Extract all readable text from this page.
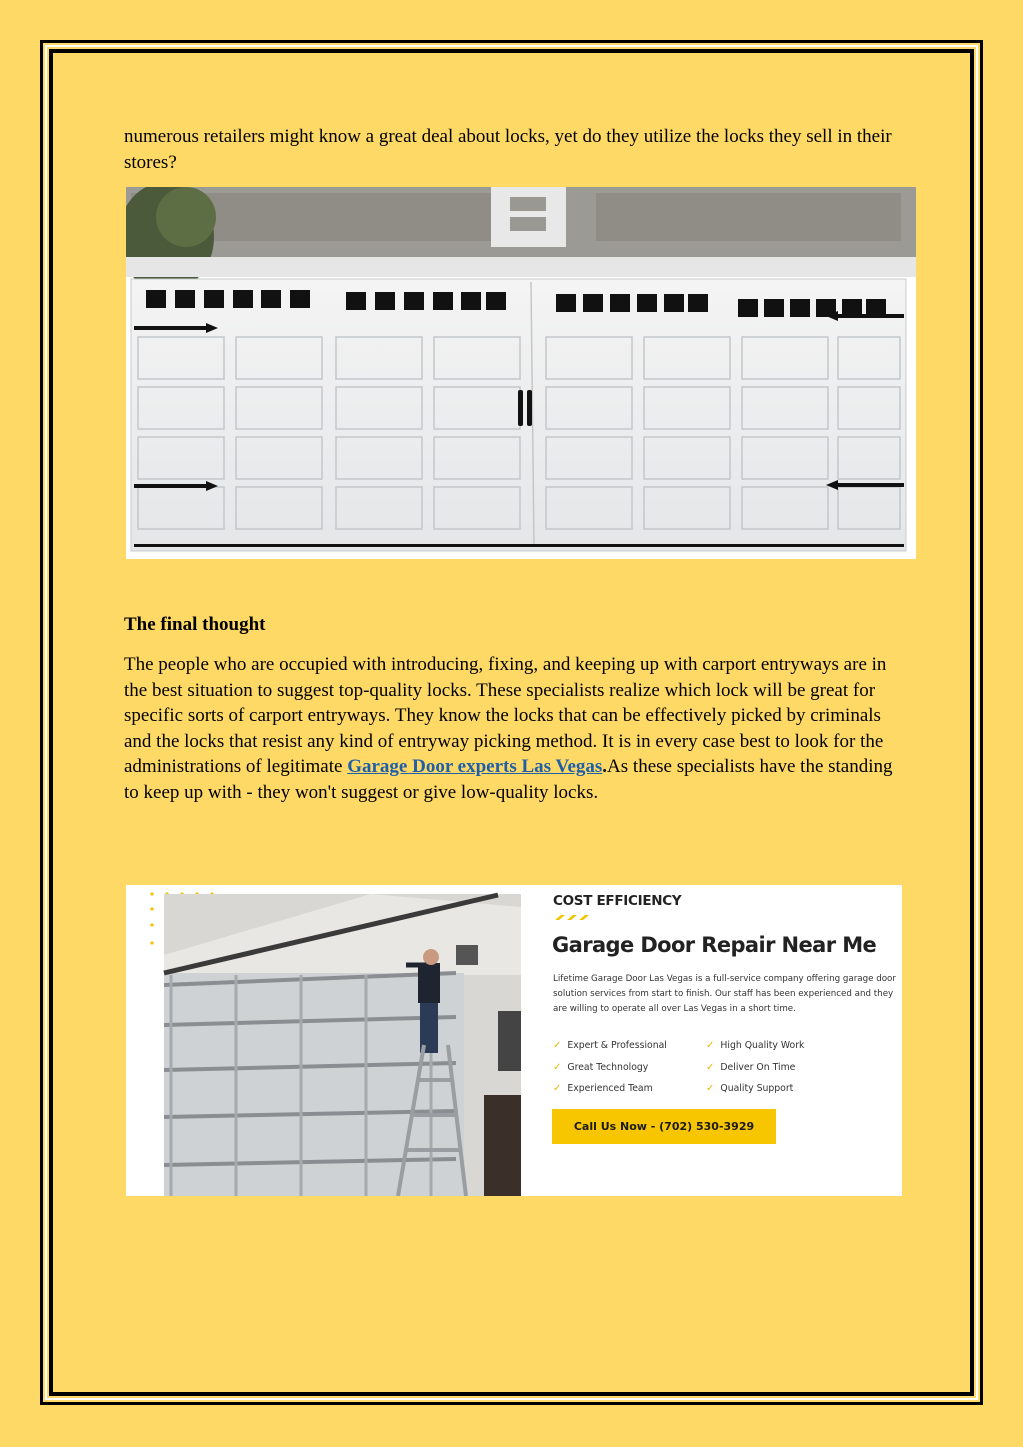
numerous retailers might know a great deal about locks, yet do they utilize the locks they sell in their stores?

The final thought

The people who are occupied with introducing, fixing, and keeping up with carport entryways are in the best situation to suggest top-quality locks. These specialists realize which lock will be great for specific sorts of carport entryways. They know the locks that can be effectively picked by criminals and the locks that resist any kind of entryway picking method. It is in every case best to look for the administrations of legitimate Garage Door experts Las Vegas.As these specialists have the standing to keep up with - they won't suggest or give low-quality locks.

COST EFFICIENCY

Garage Door Repair Near Me

Lifetime Garage Door Las Vegas is a full-service company offering garage door solution services from start to finish. Our staff has been experienced and they are willing to operate all over Las Vegas in a short time.

✓ Expert & Professional
✓ Great Technology
✓ Experienced Team
✓ High Quality Work
✓ Deliver On Time
✓ Quality Support
Call Us Now - (702) 530-3929
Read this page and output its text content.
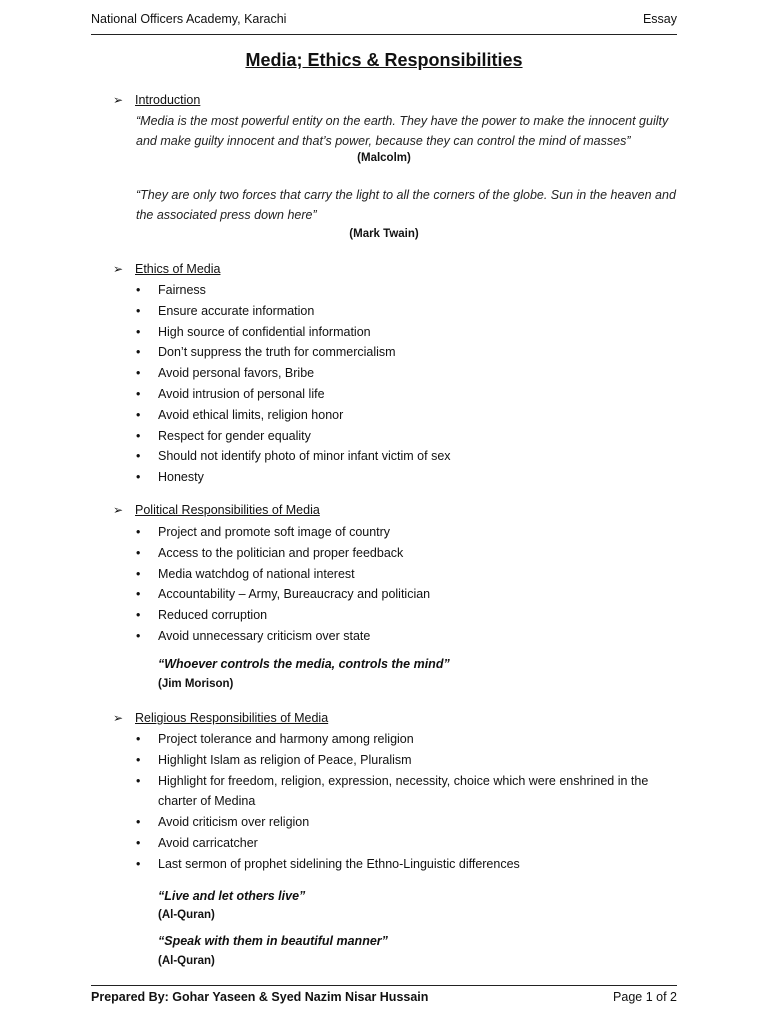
National Officers Academy, Karachi	Essay
Media; Ethics & Responsibilities
➢ Introduction
“Media is the most powerful entity on the earth. They have the power to make the innocent guilty and make guilty innocent and that’s power, because they can control the mind of masses”
(Malcolm)
“They are only two forces that carry the light to all the corners of the globe. Sun in the heaven and the associated press down here”
(Mark Twain)
➢ Ethics of Media
• Fairness
• Ensure accurate information
• High source of confidential information
• Don’t suppress the truth for commercialism
• Avoid personal favors, Bribe
• Avoid intrusion of personal life
• Avoid ethical limits, religion honor
• Respect for gender equality
• Should not identify photo of minor infant victim of sex
• Honesty
➢ Political Responsibilities of Media
• Project and promote soft image of country
• Access to the politician and proper feedback
• Media watchdog of national interest
• Accountability – Army, Bureaucracy and politician
• Reduced corruption
• Avoid unnecessary criticism over state
“Whoever controls the media, controls the mind”
(Jim Morison)
➢ Religious Responsibilities of Media
• Project tolerance and harmony among religion
• Highlight Islam as religion of Peace, Pluralism
• Highlight for freedom, religion, expression, necessity, choice which were enshrined in the charter of Medina
• Avoid criticism over religion
• Avoid carricatcher
• Last sermon of prophet sidelining the Ethno-Linguistic differences
“Live and let others live”
(Al-Quran)
“Speak with them in beautiful manner”
(Al-Quran)
Prepared By: Gohar Yaseen & Syed Nazim Nisar Hussain	Page 1 of 2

━━━━━━━━━━

Challenge:
Copy only this, please: the line with "Read this page and output its text content." and every line after it through the end of the data, with no pictures.

Exercise result:
Read this page and output its text content.
National Officers Academy, Karachi	Essay
Media; Ethics & Responsibilities
➢ Introduction
“Media is the most powerful entity on the earth. They have the power to make the innocent guilty and make guilty innocent and that’s power, because they can control the mind of masses”
(Malcolm)
“They are only two forces that carry the light to all the corners of the globe. Sun in the heaven and the associated press down here”
(Mark Twain)
➢ Ethics of Media
• Fairness
• Ensure accurate information
• High source of confidential information
• Don’t suppress the truth for commercialism
• Avoid personal favors, Bribe
• Avoid intrusion of personal life
• Avoid ethical limits, religion honor
• Respect for gender equality
• Should not identify photo of minor infant victim of sex
• Honesty
➢ Political Responsibilities of Media
• Project and promote soft image of country
• Access to the politician and proper feedback
• Media watchdog of national interest
• Accountability – Army, Bureaucracy and politician
• Reduced corruption
• Avoid unnecessary criticism over state
“Whoever controls the media, controls the mind”
(Jim Morison)
➢ Religious Responsibilities of Media
• Project tolerance and harmony among religion
• Highlight Islam as religion of Peace, Pluralism
• Highlight for freedom, religion, expression, necessity, choice which were enshrined in the charter of Medina
• Avoid criticism over religion
• Avoid carricatcher
• Last sermon of prophet sidelining the Ethno-Linguistic differences
“Live and let others live”
(Al-Quran)
“Speak with them in beautiful manner”
(Al-Quran)
Prepared By: Gohar Yaseen & Syed Nazim Nisar Hussain	Page 1 of 2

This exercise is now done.